◆ What the task asks
Gather every line that includes the word "трансферты", please.

======== Records for this task ========

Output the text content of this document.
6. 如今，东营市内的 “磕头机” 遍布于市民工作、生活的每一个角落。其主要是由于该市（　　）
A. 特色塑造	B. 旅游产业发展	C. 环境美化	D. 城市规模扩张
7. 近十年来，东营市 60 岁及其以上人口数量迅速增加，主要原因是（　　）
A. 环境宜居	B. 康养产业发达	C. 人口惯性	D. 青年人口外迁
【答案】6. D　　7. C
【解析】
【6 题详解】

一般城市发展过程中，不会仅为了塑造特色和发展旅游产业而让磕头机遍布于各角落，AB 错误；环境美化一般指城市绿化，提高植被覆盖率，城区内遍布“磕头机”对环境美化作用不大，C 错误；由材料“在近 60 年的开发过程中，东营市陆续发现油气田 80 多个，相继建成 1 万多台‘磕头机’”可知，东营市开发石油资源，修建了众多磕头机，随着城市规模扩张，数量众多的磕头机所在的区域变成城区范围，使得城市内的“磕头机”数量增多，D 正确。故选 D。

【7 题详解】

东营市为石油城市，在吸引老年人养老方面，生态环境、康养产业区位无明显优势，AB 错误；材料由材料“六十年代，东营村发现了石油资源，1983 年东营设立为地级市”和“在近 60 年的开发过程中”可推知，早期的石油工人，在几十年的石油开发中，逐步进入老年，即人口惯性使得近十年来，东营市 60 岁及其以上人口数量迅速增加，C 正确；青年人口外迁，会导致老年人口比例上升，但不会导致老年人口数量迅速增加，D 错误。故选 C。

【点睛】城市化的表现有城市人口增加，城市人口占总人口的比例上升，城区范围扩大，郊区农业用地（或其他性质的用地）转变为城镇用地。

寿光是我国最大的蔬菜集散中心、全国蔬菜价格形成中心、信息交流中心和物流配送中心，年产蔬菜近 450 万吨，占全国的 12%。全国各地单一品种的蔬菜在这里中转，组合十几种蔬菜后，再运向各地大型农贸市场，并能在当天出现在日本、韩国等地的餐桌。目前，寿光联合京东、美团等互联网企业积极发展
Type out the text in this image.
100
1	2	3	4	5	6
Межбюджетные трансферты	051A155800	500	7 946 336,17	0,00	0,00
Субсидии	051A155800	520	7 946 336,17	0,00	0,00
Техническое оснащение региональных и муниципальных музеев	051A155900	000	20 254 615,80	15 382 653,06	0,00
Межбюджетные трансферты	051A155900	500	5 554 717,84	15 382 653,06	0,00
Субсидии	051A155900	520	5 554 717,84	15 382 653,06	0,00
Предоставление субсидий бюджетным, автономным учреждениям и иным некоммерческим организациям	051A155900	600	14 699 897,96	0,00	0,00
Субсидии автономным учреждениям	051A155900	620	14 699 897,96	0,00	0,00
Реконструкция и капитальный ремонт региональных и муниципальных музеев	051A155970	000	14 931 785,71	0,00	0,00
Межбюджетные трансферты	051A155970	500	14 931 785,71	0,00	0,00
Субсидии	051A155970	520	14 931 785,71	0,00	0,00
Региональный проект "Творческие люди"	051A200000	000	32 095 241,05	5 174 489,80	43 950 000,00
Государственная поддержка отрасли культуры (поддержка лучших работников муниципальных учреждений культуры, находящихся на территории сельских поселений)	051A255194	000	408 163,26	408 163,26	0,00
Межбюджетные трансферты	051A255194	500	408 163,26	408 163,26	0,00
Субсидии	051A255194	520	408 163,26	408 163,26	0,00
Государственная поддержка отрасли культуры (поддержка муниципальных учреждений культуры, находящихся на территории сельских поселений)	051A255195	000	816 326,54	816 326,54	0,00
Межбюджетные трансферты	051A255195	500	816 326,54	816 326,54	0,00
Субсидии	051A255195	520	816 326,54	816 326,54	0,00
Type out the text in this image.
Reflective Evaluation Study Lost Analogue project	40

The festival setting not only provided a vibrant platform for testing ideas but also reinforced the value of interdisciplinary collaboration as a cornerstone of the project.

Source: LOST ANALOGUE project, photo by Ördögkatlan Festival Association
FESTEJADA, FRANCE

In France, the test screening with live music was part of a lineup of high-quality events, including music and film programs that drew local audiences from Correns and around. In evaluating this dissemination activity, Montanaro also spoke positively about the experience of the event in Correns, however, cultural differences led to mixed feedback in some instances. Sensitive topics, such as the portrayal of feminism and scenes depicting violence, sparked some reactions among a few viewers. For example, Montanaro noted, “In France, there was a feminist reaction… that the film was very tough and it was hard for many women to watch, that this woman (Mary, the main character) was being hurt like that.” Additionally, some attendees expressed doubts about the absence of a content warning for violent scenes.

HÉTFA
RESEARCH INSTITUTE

========

◆ Correct answer
Межбюджетные трансферты	051A155800	500	7 946 336,17	0,00	0,00
Межбюджетные трансферты	051A155900	500	5 554 717,84	15 382 653,06	0,00
Межбюджетные трансферты	051A155970	500	14 931 785,71	0,00	0,00
Межбюджетные трансферты	051A255194	500	408 163,26	408 163,26	0,00
Межбюджетные трансферты	051A255195	500	816 326,54	816 326,54	0,00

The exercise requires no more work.